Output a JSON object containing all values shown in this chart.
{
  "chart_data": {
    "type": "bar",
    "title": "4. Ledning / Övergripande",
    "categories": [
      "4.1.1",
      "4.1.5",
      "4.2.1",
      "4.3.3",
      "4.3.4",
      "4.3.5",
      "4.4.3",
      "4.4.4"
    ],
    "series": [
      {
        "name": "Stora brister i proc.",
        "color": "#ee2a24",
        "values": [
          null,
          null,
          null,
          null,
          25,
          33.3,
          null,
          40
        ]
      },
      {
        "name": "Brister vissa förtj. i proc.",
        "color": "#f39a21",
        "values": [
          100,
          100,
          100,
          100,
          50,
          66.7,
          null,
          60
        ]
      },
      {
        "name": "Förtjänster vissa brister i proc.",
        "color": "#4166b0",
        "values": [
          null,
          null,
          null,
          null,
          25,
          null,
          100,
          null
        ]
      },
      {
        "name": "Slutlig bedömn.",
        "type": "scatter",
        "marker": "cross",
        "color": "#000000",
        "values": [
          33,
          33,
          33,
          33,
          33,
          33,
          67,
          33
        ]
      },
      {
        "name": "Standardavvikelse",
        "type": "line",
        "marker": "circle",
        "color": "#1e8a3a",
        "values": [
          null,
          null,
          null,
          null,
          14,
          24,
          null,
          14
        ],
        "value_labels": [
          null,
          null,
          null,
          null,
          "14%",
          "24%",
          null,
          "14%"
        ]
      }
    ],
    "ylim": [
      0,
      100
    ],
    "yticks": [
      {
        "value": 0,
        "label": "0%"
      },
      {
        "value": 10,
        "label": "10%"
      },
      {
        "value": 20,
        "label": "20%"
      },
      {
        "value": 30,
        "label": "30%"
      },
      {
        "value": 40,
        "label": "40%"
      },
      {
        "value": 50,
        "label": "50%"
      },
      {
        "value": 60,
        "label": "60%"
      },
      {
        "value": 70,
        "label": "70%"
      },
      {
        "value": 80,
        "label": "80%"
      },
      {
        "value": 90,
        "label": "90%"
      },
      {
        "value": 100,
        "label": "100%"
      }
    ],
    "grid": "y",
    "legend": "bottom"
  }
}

___

**Required task**.
Scan the lines above for "proc", then copy every one that has it.

**Solution to this exercise**.
        "name": "Stora brister i proc.",
        "name": "Brister vissa förtj. i proc.",
        "name": "Förtjänster vissa brister i proc.",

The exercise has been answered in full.